* [What needs to be done]: Would you return the complete listing below word for word?

* [Dataset extract]:
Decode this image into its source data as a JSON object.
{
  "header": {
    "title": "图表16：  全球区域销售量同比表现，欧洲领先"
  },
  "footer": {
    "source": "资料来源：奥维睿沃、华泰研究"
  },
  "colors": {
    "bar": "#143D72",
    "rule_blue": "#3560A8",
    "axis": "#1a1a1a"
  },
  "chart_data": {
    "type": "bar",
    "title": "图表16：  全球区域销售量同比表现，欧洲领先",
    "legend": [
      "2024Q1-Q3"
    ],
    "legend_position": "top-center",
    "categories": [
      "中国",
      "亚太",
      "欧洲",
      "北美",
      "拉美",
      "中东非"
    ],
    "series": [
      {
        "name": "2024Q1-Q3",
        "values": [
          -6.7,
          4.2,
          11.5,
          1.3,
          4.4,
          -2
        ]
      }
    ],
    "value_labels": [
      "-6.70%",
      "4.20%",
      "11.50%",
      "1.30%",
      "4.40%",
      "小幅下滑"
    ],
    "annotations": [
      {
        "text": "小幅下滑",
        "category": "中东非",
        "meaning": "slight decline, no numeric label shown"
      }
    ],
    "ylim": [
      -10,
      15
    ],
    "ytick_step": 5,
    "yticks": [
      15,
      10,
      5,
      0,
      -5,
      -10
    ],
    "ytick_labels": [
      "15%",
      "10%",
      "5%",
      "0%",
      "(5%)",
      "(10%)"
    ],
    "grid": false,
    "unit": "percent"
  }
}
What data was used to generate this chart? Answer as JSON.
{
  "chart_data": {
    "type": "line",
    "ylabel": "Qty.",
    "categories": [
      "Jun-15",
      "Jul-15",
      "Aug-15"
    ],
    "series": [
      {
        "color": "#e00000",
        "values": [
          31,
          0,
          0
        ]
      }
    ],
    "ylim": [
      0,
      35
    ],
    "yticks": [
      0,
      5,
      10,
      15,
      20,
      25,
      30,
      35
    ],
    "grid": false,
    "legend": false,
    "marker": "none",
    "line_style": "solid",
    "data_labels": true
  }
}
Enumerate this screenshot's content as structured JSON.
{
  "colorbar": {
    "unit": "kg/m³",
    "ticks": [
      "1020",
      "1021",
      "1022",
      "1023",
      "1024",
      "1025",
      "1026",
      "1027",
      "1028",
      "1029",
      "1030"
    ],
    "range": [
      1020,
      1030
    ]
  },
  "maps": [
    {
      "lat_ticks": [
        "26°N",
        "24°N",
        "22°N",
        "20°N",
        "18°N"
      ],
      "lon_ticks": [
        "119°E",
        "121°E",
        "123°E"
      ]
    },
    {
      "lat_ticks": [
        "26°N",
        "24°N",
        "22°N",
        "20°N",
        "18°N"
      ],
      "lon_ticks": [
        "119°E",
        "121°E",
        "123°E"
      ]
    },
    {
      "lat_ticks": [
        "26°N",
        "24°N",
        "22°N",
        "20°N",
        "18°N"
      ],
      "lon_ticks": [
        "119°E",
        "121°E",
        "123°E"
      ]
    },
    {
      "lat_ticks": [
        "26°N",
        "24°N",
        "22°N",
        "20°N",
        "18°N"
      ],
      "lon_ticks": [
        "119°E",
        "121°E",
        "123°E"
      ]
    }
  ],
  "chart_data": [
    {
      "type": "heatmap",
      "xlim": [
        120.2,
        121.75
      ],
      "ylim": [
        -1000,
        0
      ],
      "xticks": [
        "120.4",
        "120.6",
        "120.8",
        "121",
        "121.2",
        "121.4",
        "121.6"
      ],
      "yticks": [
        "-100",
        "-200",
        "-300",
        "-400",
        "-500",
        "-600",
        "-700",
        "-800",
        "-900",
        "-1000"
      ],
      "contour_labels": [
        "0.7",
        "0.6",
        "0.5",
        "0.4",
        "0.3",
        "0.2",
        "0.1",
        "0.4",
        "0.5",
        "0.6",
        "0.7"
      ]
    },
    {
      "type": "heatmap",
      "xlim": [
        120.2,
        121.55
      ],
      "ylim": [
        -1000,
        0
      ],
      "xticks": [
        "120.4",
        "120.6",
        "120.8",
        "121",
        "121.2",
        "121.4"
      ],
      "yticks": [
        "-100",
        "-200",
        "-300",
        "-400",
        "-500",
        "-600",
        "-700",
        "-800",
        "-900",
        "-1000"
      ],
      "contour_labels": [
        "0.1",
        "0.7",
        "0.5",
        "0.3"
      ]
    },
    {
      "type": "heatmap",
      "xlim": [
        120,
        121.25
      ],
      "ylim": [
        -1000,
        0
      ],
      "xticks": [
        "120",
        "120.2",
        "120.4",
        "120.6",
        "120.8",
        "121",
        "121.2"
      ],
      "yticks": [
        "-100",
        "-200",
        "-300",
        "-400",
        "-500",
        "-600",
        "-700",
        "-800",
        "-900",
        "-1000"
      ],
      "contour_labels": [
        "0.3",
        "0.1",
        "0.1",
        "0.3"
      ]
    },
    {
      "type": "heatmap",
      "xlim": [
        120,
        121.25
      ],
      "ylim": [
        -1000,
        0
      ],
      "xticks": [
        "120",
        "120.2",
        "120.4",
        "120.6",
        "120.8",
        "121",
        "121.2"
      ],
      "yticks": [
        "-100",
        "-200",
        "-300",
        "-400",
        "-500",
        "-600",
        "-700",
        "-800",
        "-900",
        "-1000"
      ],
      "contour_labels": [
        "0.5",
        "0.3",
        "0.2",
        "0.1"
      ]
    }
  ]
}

* [Solution to the exercise]:
Decode this image into its source data as a JSON object.
{
  "header": {
    "title": "图表16：  全球区域销售量同比表现，欧洲领先"
  },
  "footer": {
    "source": "资料来源：奥维睿沃、华泰研究"
  },
  "colors": {
    "bar": "#143D72",
    "rule_blue": "#3560A8",
    "axis": "#1a1a1a"
  },
  "chart_data": {
    "type": "bar",
    "title": "图表16：  全球区域销售量同比表现，欧洲领先",
    "legend": [
      "2024Q1-Q3"
    ],
    "legend_position": "top-center",
    "categories": [
      "中国",
      "亚太",
      "欧洲",
      "北美",
      "拉美",
      "中东非"
    ],
    "series": [
      {
        "name": "2024Q1-Q3",
        "values": [
          -6.7,
          4.2,
          11.5,
          1.3,
          4.4,
          -2
        ]
      }
    ],
    "value_labels": [
      "-6.70%",
      "4.20%",
      "11.50%",
      "1.30%",
      "4.40%",
      "小幅下滑"
    ],
    "annotations": [
      {
        "text": "小幅下滑",
        "category": "中东非",
        "meaning": "slight decline, no numeric label shown"
      }
    ],
    "ylim": [
      -10,
      15
    ],
    "ytick_step": 5,
    "yticks": [
      15,
      10,
      5,
      0,
      -5,
      -10
    ],
    "ytick_labels": [
      "15%",
      "10%",
      "5%",
      "0%",
      "(5%)",
      "(10%)"
    ],
    "grid": false,
    "unit": "percent"
  }
}
What data was used to generate this chart? Answer as JSON.
{
  "chart_data": {
    "type": "line",
    "ylabel": "Qty.",
    "categories": [
      "Jun-15",
      "Jul-15",
      "Aug-15"
    ],
    "series": [
      {
        "color": "#e00000",
        "values": [
          31,
          0,
          0
        ]
      }
    ],
    "ylim": [
      0,
      35
    ],
    "yticks": [
      0,
      5,
      10,
      15,
      20,
      25,
      30,
      35
    ],
    "grid": false,
    "legend": false,
    "marker": "none",
    "line_style": "solid",
    "data_labels": true
  }
}
Enumerate this screenshot's content as structured JSON.
{
  "colorbar": {
    "unit": "kg/m³",
    "ticks": [
      "1020",
      "1021",
      "1022",
      "1023",
      "1024",
      "1025",
      "1026",
      "1027",
      "1028",
      "1029",
      "1030"
    ],
    "range": [
      1020,
      1030
    ]
  },
  "maps": [
    {
      "lat_ticks": [
        "26°N",
        "24°N",
        "22°N",
        "20°N",
        "18°N"
      ],
      "lon_ticks": [
        "119°E",
        "121°E",
        "123°E"
      ]
    },
    {
      "lat_ticks": [
        "26°N",
        "24°N",
        "22°N",
        "20°N",
        "18°N"
      ],
      "lon_ticks": [
        "119°E",
        "121°E",
        "123°E"
      ]
    },
    {
      "lat_ticks": [
        "26°N",
        "24°N",
        "22°N",
        "20°N",
        "18°N"
      ],
      "lon_ticks": [
        "119°E",
        "121°E",
        "123°E"
      ]
    },
    {
      "lat_ticks": [
        "26°N",
        "24°N",
        "22°N",
        "20°N",
        "18°N"
      ],
      "lon_ticks": [
        "119°E",
        "121°E",
        "123°E"
      ]
    }
  ],
  "chart_data": [
    {
      "type": "heatmap",
      "xlim": [
        120.2,
        121.75
      ],
      "ylim": [
        -1000,
        0
      ],
      "xticks": [
        "120.4",
        "120.6",
        "120.8",
        "121",
        "121.2",
        "121.4",
        "121.6"
      ],
      "yticks": [
        "-100",
        "-200",
        "-300",
        "-400",
        "-500",
        "-600",
        "-700",
        "-800",
        "-900",
        "-1000"
      ],
      "contour_labels": [
        "0.7",
        "0.6",
        "0.5",
        "0.4",
        "0.3",
        "0.2",
        "0.1",
        "0.4",
        "0.5",
        "0.6",
        "0.7"
      ]
    },
    {
      "type": "heatmap",
      "xlim": [
        120.2,
        121.55
      ],
      "ylim": [
        -1000,
        0
      ],
      "xticks": [
        "120.4",
        "120.6",
        "120.8",
        "121",
        "121.2",
        "121.4"
      ],
      "yticks": [
        "-100",
        "-200",
        "-300",
        "-400",
        "-500",
        "-600",
        "-700",
        "-800",
        "-900",
        "-1000"
      ],
      "contour_labels": [
        "0.1",
        "0.7",
        "0.5",
        "0.3"
      ]
    },
    {
      "type": "heatmap",
      "xlim": [
        120,
        121.25
      ],
      "ylim": [
        -1000,
        0
      ],
      "xticks": [
        "120",
        "120.2",
        "120.4",
        "120.6",
        "120.8",
        "121",
        "121.2"
      ],
      "yticks": [
        "-100",
        "-200",
        "-300",
        "-400",
        "-500",
        "-600",
        "-700",
        "-800",
        "-900",
        "-1000"
      ],
      "contour_labels": [
        "0.3",
        "0.1",
        "0.1",
        "0.3"
      ]
    },
    {
      "type": "heatmap",
      "xlim": [
        120,
        121.25
      ],
      "ylim": [
        -1000,
        0
      ],
      "xticks": [
        "120",
        "120.2",
        "120.4",
        "120.6",
        "120.8",
        "121",
        "121.2"
      ],
      "yticks": [
        "-100",
        "-200",
        "-300",
        "-400",
        "-500",
        "-600",
        "-700",
        "-800",
        "-900",
        "-1000"
      ],
      "contour_labels": [
        "0.5",
        "0.3",
        "0.2",
        "0.1"
      ]
    }
  ]
}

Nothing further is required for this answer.